### Trecho da página

É hora, portanto, de abrir não só o paladar mas também os olhos para o café, essa bebida que virou sinônimo de encontro e afeto.
“As pessoas começam o dia tomando café, finalizam o almoço com café, convidam amigos para tomar um cafezinho…”, comenta a barista Concetta Marcelina, professora do Senac.
Estando há mais de 200 anos por aqui, e sem perder a tradição, seu consumo também tem se atualizado diante de novos hábitos e tendências.
Na época dos nossos avós, a preferência era pelo café preto, intenso, puro e forte, que ajuda a acordar e a trabalhar. Com o passar do tempo, açúcar, leite e até chocolate entraram na xícara.
Hoje, tomar café também virou degustação, com um grande valor gastronômico.

######
### Dados fornecidos

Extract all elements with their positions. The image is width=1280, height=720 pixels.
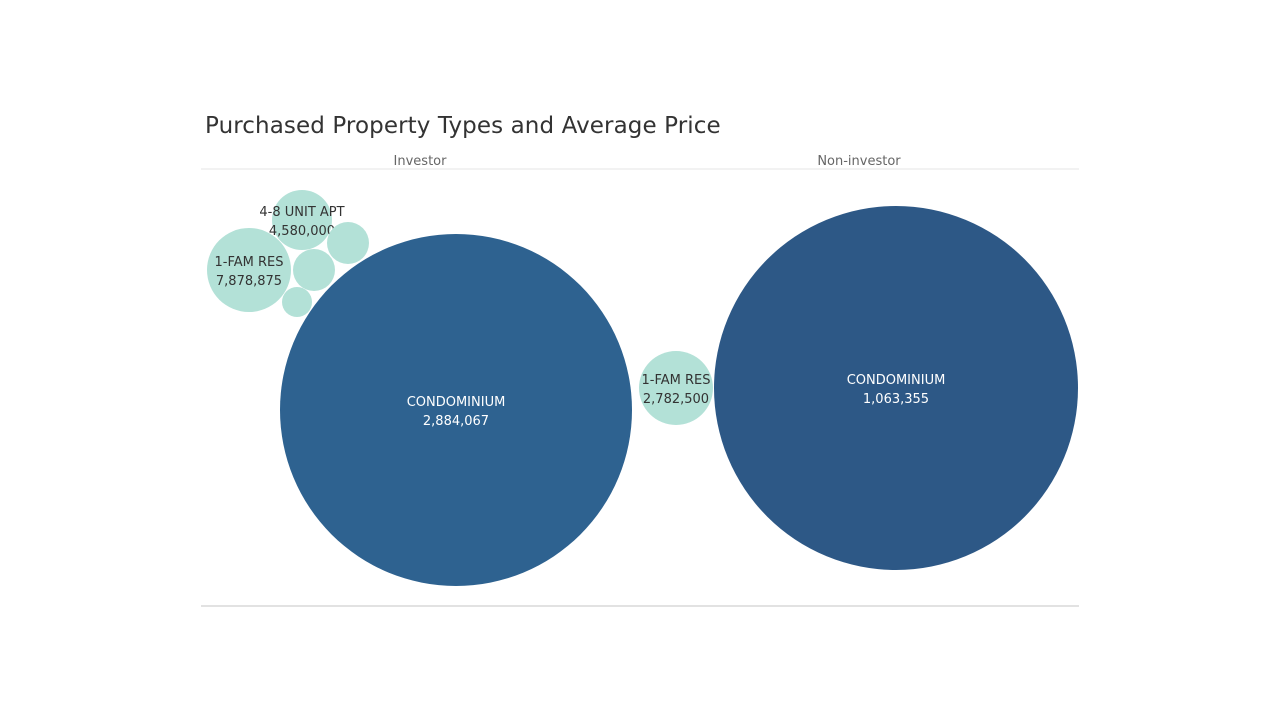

######
### Dados fornecidos

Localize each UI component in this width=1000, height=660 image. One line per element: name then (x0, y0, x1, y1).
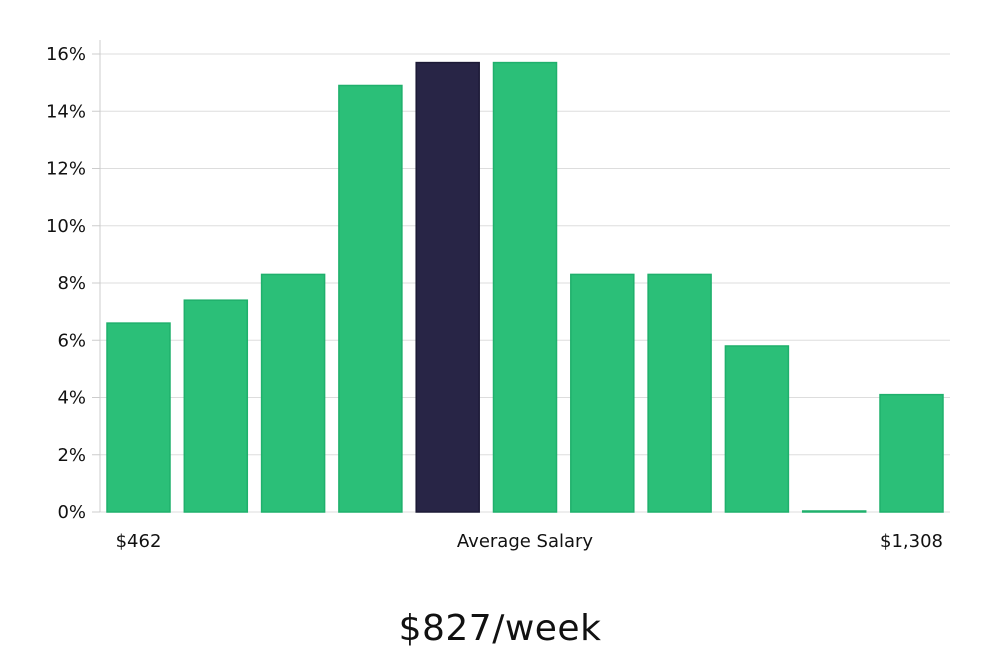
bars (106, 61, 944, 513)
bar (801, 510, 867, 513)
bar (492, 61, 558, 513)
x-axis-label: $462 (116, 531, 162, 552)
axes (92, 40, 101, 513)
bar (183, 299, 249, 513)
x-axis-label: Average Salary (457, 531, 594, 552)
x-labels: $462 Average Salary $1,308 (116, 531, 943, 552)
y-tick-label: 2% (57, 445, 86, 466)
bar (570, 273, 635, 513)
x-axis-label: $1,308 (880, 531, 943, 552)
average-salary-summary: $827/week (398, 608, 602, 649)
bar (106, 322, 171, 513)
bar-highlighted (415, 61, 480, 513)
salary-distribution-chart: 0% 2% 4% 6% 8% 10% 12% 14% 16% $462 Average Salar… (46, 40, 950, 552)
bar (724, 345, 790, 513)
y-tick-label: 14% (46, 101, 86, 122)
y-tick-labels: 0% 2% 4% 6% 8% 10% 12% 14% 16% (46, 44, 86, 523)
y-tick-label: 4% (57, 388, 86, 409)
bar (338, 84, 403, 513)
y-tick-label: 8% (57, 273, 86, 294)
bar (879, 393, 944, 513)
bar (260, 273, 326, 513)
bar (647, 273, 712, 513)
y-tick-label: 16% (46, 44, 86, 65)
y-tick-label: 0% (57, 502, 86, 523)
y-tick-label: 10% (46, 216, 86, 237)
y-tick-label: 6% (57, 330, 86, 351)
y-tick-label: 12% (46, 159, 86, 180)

######
### Dados fornecidos

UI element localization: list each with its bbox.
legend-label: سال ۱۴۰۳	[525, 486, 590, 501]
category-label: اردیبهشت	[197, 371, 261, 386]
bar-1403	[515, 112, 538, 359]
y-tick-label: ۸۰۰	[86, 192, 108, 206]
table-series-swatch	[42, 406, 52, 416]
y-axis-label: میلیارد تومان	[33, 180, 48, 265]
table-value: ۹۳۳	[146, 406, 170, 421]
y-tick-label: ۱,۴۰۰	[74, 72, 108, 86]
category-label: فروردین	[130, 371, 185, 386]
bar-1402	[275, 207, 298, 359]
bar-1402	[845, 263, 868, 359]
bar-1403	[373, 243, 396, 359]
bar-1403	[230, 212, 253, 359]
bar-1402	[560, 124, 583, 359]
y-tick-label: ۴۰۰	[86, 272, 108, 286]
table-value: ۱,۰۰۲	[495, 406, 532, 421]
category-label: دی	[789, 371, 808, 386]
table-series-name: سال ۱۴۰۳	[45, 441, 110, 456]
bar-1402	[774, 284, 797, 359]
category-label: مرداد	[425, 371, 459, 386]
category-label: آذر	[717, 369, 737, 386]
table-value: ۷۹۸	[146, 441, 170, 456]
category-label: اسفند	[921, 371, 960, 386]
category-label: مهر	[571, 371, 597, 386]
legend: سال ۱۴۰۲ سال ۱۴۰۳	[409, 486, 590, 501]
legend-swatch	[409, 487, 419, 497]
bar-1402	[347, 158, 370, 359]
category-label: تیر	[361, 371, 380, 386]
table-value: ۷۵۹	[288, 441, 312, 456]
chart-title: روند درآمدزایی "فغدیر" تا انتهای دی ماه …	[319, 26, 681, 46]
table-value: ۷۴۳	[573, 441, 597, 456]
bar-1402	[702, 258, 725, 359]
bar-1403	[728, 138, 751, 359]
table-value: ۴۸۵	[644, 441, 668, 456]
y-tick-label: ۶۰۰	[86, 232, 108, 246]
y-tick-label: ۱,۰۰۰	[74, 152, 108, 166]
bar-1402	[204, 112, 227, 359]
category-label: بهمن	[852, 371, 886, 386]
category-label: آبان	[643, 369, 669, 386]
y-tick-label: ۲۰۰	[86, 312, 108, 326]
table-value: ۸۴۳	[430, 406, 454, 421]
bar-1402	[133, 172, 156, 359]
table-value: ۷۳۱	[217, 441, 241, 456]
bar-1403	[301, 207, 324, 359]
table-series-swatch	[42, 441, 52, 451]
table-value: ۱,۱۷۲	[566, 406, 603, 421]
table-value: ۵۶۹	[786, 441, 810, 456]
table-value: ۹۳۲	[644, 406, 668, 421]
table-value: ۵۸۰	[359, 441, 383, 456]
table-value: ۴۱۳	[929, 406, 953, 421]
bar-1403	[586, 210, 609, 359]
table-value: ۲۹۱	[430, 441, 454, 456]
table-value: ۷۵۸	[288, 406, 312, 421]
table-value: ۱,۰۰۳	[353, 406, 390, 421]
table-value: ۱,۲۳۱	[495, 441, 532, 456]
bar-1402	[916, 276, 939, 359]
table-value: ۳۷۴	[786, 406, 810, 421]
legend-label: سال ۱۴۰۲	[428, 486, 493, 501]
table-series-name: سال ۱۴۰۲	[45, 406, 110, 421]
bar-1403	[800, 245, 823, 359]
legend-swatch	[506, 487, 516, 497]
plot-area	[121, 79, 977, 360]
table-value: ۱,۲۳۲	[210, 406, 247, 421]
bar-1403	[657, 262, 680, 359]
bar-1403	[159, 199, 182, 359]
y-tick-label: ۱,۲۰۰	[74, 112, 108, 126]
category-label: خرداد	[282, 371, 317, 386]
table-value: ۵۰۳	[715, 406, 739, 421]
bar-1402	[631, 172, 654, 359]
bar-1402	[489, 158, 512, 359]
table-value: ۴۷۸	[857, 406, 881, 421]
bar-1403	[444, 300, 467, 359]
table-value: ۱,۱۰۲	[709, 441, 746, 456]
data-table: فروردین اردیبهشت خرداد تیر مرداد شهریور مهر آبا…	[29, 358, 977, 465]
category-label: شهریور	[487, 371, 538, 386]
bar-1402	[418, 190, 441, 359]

######

#### Tarefas a realizar
1: No trecho sobre o café, qual era a preferência na época dos nossos avós?
2: Por favor, prolongue o trecho sobre o café a partir da última frase.
As linhas não servem para nenhuma tarefa.

#### Respostas escritas
1: O café preto, intenso, puro e forte.

2:
“Há 20 anos não havia essa concepção, e confesso que não entendia por que as pessoas gostavam tanto de café”, recorda Concetta, que, na época, não consumia a bebida. “Mas, a partir de 2003, especialistas da Brazil Specialty Coffee Association (BSCA) procuraram o Senac para oferecer um curso de barista. Foi aí que a concepção da bebida mudou para mim”, diz.
Concetta não está sozinha nessa. A professora do Senac conta que o objetivo da BSCA era treinar pessoas a servir e a se especializar nos melhores cafés. Ela fez parte da primeira turma, e foi levada para uma das fazendas do grupo, que só produzia grãos especiais para exportação.
“Foi ali que tive contato com café de verdade, e aí o queixo cai”, lembra, empolgada, Concetta. Na época, apenas cinco fazendas no país se dedicavam à produção dessa matéria-prima selecionada, mas hoje ela representa 20% das exportações nacionais.
Tipos de café
A qualidade, os sabores e o preço variam. Entenda as classificações mais comuns usadas no mercado
Extraforte
Pó preto, fino, com alto amargor. Mais barato, pois pode ter grãos ruins muito torrados para mascarar o sabor.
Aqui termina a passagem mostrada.